Task prompt:
Render every line of the records below as a JSON list of strings, one string per line, omitting blank lines and leaving out the pictures.

The input:
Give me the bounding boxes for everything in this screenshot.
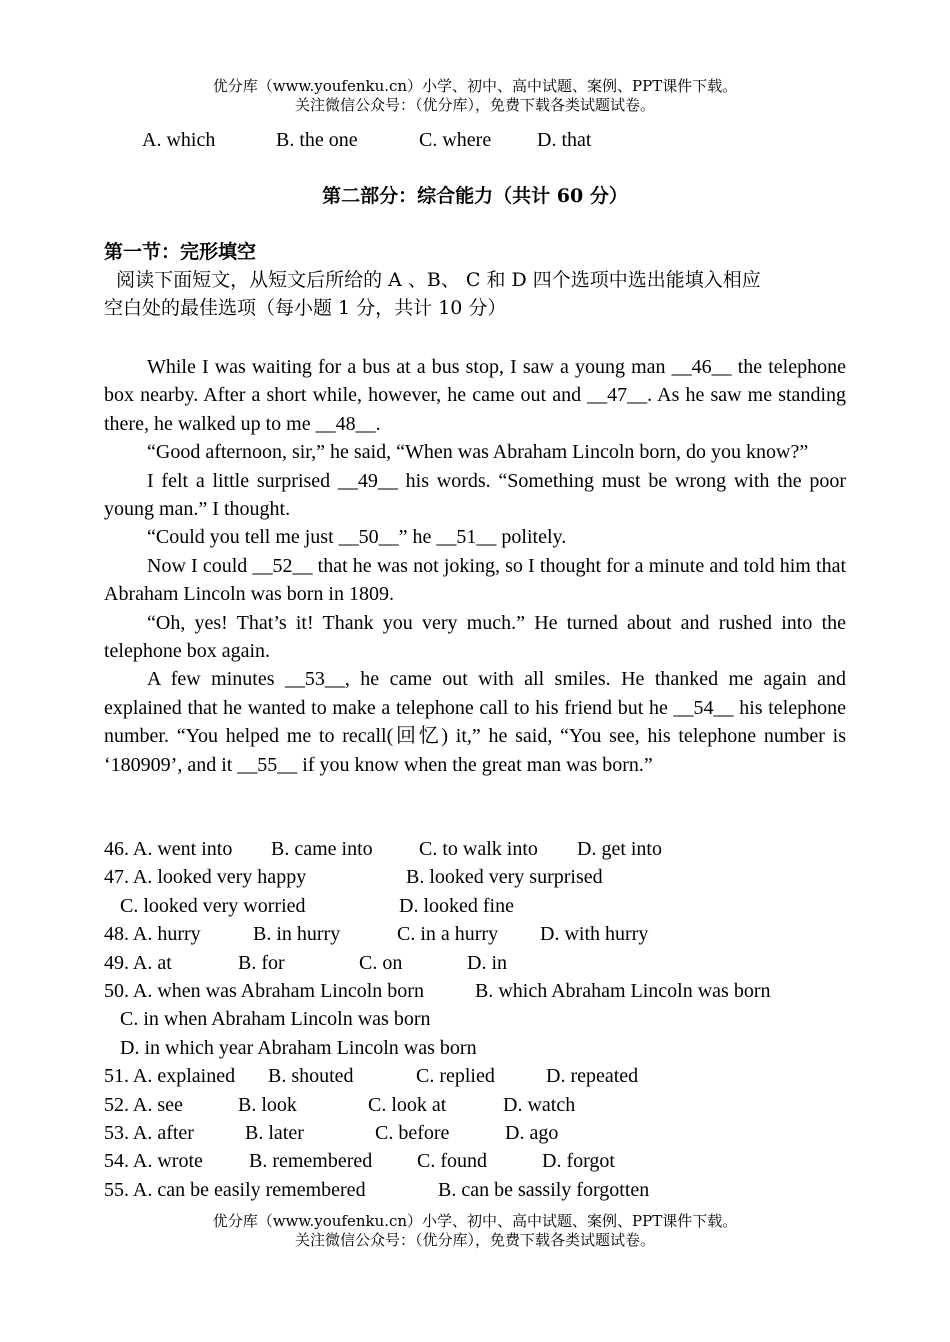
option-b: B. the one (276, 129, 358, 151)
question-53-option-a: 53. A. after (104, 1121, 194, 1144)
question-50-line-1 (104, 977, 864, 1005)
question-47-option-b: B. looked very surprised (406, 866, 603, 889)
instructions (104, 266, 846, 322)
question-53-option-c: C. before (375, 1121, 450, 1144)
question-52-option-d: D. watch (503, 1093, 576, 1116)
question-47-option-c: C. looked very worried (120, 894, 306, 917)
passage-paragraph: A few minutes __53__, he came out with all smiles. He thanked me again and explained that he wanted to make a telephone call to his friend but he __54__ his telephone number. “You helped me to recall(回忆) it,” he said, “You see, his telephone number is ‘180909’, and it __55__ if you know when the great man was born.” (104, 668, 846, 776)
instructions-line-1: 阅读下面短文，从短文后所给的 A 、B、 C 和 D 四个选项中选出能填入相应 (104, 269, 761, 291)
question-50-option-d: D. in which year Abraham Lincoln was born (120, 1036, 477, 1059)
question-50-option-c: C. in when Abraham Lincoln was born (120, 1008, 431, 1031)
question-54-option-c: C. found (417, 1150, 487, 1173)
question-47-option-a: 47. A. looked very happy (104, 866, 307, 889)
question-50-line-3 (104, 1034, 864, 1062)
option-a: A. which (142, 129, 216, 151)
question-48-option-b: B. in hurry (253, 923, 341, 946)
question-48-option-d: D. with hurry (540, 923, 649, 946)
passage-paragraph: “Good afternoon, sir,” he said, “When was Abraham Lincoln born, do you know?” (147, 441, 809, 464)
passage-paragraph: “Oh, yes! That’s it! Thank you very much.” He turned about and rushed into the telephone box again. (104, 611, 846, 663)
page-footer-line-2: 关注微信公众号：（优分库），免费下载各类试题试卷。 (294, 1231, 655, 1249)
page-footer-line-1: 优分库（www.youfenku.cn）小学、初中、高中试题、案例、PPT课件下载。 (212, 1212, 738, 1230)
question-46-option-b: B. came into (271, 838, 373, 860)
question-53-option-d: D. ago (505, 1121, 559, 1144)
question-50-line-2 (104, 1005, 864, 1033)
question-55-option-a: 55. A. can be easily remembered (104, 1178, 366, 1201)
question-54-option-d: D. forgot (542, 1150, 615, 1173)
question-49 (104, 949, 864, 977)
option-c: C. where (419, 129, 492, 151)
question-51 (104, 1062, 864, 1090)
question-53-option-b: B. later (245, 1121, 304, 1144)
passage-paragraph: I felt a little surprised __49__ his words. “Something must be wrong with the poor young man.” I thought. (104, 469, 846, 521)
cloze-passage (104, 353, 846, 779)
question-49-option-c: C. on (359, 951, 403, 974)
question-46 (104, 835, 864, 863)
question-52-option-b: B. look (238, 1093, 297, 1116)
question-51-option-c: C. replied (416, 1065, 495, 1088)
question-47-line-2 (104, 892, 864, 920)
page-header-line-2: 关注微信公众号：（优分库），免费下载各类试题试卷。 (294, 96, 655, 114)
passage-paragraph: Now I could __52__ that he was not joking, so I thought for a minute and told him that Abraham Lincoln was born in 1809. (104, 554, 846, 606)
question-54-option-a: 54. A. wrote (104, 1150, 203, 1173)
part-title: 第二部分：综合能力（共计 60 分） (322, 185, 628, 207)
question-54-option-b: B. remembered (249, 1150, 373, 1173)
option-d: D. that (537, 129, 592, 151)
question-52-option-a: 52. A. see (104, 1093, 183, 1116)
question-46-option-d: D. get into (577, 838, 662, 860)
passage-paragraph: “Could you tell me just __50__” he __51__ politely. (147, 526, 567, 549)
question-47-option-d: D. looked fine (399, 894, 514, 917)
question-50-option-a: 50. A. when was Abraham Lincoln born (104, 979, 424, 1002)
question-51-option-b: B. shouted (268, 1065, 354, 1088)
passage-paragraph: While I was waiting for a bus at a bus stop, I saw a young man __46__ the telephone box nearby. After a short while, however, he came out and __47__. As he saw me standing there, he walked up to me __48__. (104, 356, 846, 435)
question-49-option-b: B. for (238, 951, 285, 974)
question-51-option-a: 51. A. explained (104, 1065, 236, 1088)
question-46-option-c: C. to walk into (419, 838, 538, 860)
question-49-option-a: 49. A. at (104, 951, 172, 974)
question-52 (104, 1091, 864, 1119)
question-52-option-c: C. look at (368, 1093, 447, 1116)
page-header-line-1: 优分库（www.youfenku.cn）小学、初中、高中试题、案例、PPT课件下载。 (212, 77, 738, 95)
question-48-option-a: 48. A. hurry (104, 923, 201, 946)
question-list (104, 835, 864, 1204)
question-46-option-a: 46. A. went into (104, 838, 233, 860)
instructions-line-2: 空白处的最佳选项（每小题 1 分，共计 10 分） (104, 297, 507, 319)
question-50-option-b: B. which Abraham Lincoln was born (475, 979, 771, 1002)
question-49-option-d: D. in (467, 951, 507, 974)
question-48 (104, 920, 864, 948)
question-53 (104, 1119, 864, 1147)
question-48-option-c: C. in a hurry (397, 923, 499, 946)
question-47-line-1 (104, 863, 864, 891)
question-55-option-b: B. can be sassily forgotten (438, 1178, 650, 1201)
question-55 (104, 1176, 864, 1204)
section-title: 第一节：完形填空 (104, 241, 257, 263)
question-54 (104, 1147, 864, 1175)
question-51-option-d: D. repeated (546, 1065, 639, 1088)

Answer to the exercise:
[
  "Give me the bounding boxes for everything in this screenshot.",
  "option-b: B. the one (276, 129, 358, 151)",
  "question-53-option-a: 53. A. after (104, 1121, 194, 1144)",
  "question-50-line-1 (104, 977, 864, 1005)",
  "question-47-option-b: B. looked very surprised (406, 866, 603, 889)",
  "instructions (104, 266, 846, 322)",
  "question-53-option-c: C. before (375, 1121, 450, 1144)",
  "question-52-option-d: D. watch (503, 1093, 576, 1116)",
  "question-47-option-c: C. looked very worried (120, 894, 306, 917)",
  "passage-paragraph: A few minutes __53__, he came out with all smiles. He thanked me again and explained that he wanted to make a telephone call to his friend but he __54__ his telephone number. “You helped me to recall(回忆) it,” he said, “You see, his telephone number is ‘180909’, and it __55__ if you know when the great man was born.” (104, 668, 846, 776)",
  "instructions-line-1: 阅读下面短文，从短文后所给的 A 、B、 C 和 D 四个选项中选出能填入相应 (104, 269, 761, 291)",
  "question-50-option-d: D. in which year Abraham Lincoln was born (120, 1036, 477, 1059)",
  "question-50-option-c: C. in when Abraham Lincoln was born (120, 1008, 431, 1031)",
  "question-54-option-c: C. found (417, 1150, 487, 1173)",
  "question-47-option-a: 47. A. looked very happy (104, 866, 307, 889)",
  "question-50-line-3 (104, 1034, 864, 1062)",
  "option-a: A. which (142, 129, 216, 151)",
  "question-48-option-b: B. in hurry (253, 923, 341, 946)",
  "question-48-option-d: D. with hurry (540, 923, 649, 946)",
  "passage-paragraph: “Good afternoon, sir,” he said, “When was Abraham Lincoln born, do you know?” (147, 441, 809, 464)",
  "passage-paragraph: “Oh, yes! That’s it! Thank you very much.” He turned about and rushed into the telephone box again. (104, 611, 846, 663)",
  "page-footer-line-2: 关注微信公众号：（优分库），免费下载各类试题试卷。 (294, 1231, 655, 1249)",
  "page-footer-line-1: 优分库（www.youfenku.cn）小学、初中、高中试题、案例、PPT课件下载。 (212, 1212, 738, 1230)",
  "question-46-option-b: B. came into (271, 838, 373, 860)",
  "question-53-option-d: D. ago (505, 1121, 559, 1144)",
  "question-50-line-2 (104, 1005, 864, 1033)",
  "question-55-option-a: 55. A. can be easily remembered (104, 1178, 366, 1201)",
  "question-54-option-d: D. forgot (542, 1150, 615, 1173)",
  "question-49 (104, 949, 864, 977)",
  "option-c: C. where (419, 129, 492, 151)",
  "question-51 (104, 1062, 864, 1090)",
  "question-53-option-b: B. later (245, 1121, 304, 1144)",
  "passage-paragraph: I felt a little surprised __49__ his words. “Something must be wrong with the poor young man.” I thought. (104, 469, 846, 521)",
  "cloze-passage (104, 353, 846, 779)",
  "question-49-option-c: C. on (359, 951, 403, 974)",
  "question-46 (104, 835, 864, 863)",
  "question-52-option-b: B. look (238, 1093, 297, 1116)",
  "question-51-option-c: C. replied (416, 1065, 495, 1088)",
  "question-47-line-2 (104, 892, 864, 920)",
  "page-header-line-2: 关注微信公众号：（优分库），免费下载各类试题试卷。 (294, 96, 655, 114)",
  "passage-paragraph: Now I could __52__ that he was not joking, so I thought for a minute and told him that Abraham Lincoln was born in 1809. (104, 554, 846, 606)",
  "question-54-option-a: 54. A. wrote (104, 1150, 203, 1173)",
  "part-title: 第二部分：综合能力（共计 60 分） (322, 185, 628, 207)",
  "question-54-option-b: B. remembered (249, 1150, 373, 1173)",
  "option-d: D. that (537, 129, 592, 151)",
  "question-52-option-a: 52. A. see (104, 1093, 183, 1116)",
  "question-46-option-d: D. get into (577, 838, 662, 860)",
  "passage-paragraph: “Could you tell me just __50__” he __51__ politely. (147, 526, 567, 549)",
  "question-47-option-d: D. looked fine (399, 894, 514, 917)",
  "question-50-option-a: 50. A. when was Abraham Lincoln born (104, 979, 424, 1002)",
  "question-51-option-b: B. shouted (268, 1065, 354, 1088)",
  "passage-paragraph: While I was waiting for a bus at a bus stop, I saw a young man __46__ the telephone box nearby. After a short while, however, he came out and __47__. As he saw me standing there, he walked up to me __48__. (104, 356, 846, 435)",
  "question-49-option-b: B. for (238, 951, 285, 974)",
  "question-51-option-a: 51. A. explained (104, 1065, 236, 1088)",
  "question-46-option-c: C. to walk into (419, 838, 538, 860)",
  "question-49-option-a: 49. A. at (104, 951, 172, 974)",
  "question-52 (104, 1091, 864, 1119)",
  "question-52-option-c: C. look at (368, 1093, 447, 1116)",
  "page-header-line-1: 优分库（www.youfenku.cn）小学、初中、高中试题、案例、PPT课件下载。 (212, 77, 738, 95)",
  "question-48-option-a: 48. A. hurry (104, 923, 201, 946)",
  "question-list (104, 835, 864, 1204)",
  "question-46-option-a: 46. A. went into (104, 838, 233, 860)",
  "instructions-line-2: 空白处的最佳选项（每小题 1 分，共计 10 分） (104, 297, 507, 319)",
  "question-50-option-b: B. which Abraham Lincoln was born (475, 979, 771, 1002)",
  "question-49-option-d: D. in (467, 951, 507, 974)",
  "question-48 (104, 920, 864, 948)",
  "question-53 (104, 1119, 864, 1147)",
  "question-48-option-c: C. in a hurry (397, 923, 499, 946)",
  "question-47-line-1 (104, 863, 864, 891)",
  "question-55-option-b: B. can be sassily forgotten (438, 1178, 650, 1201)",
  "question-55 (104, 1176, 864, 1204)",
  "section-title: 第一节：完形填空 (104, 241, 257, 263)",
  "question-54 (104, 1147, 864, 1175)",
  "question-51-option-d: D. repeated (546, 1065, 639, 1088)"
]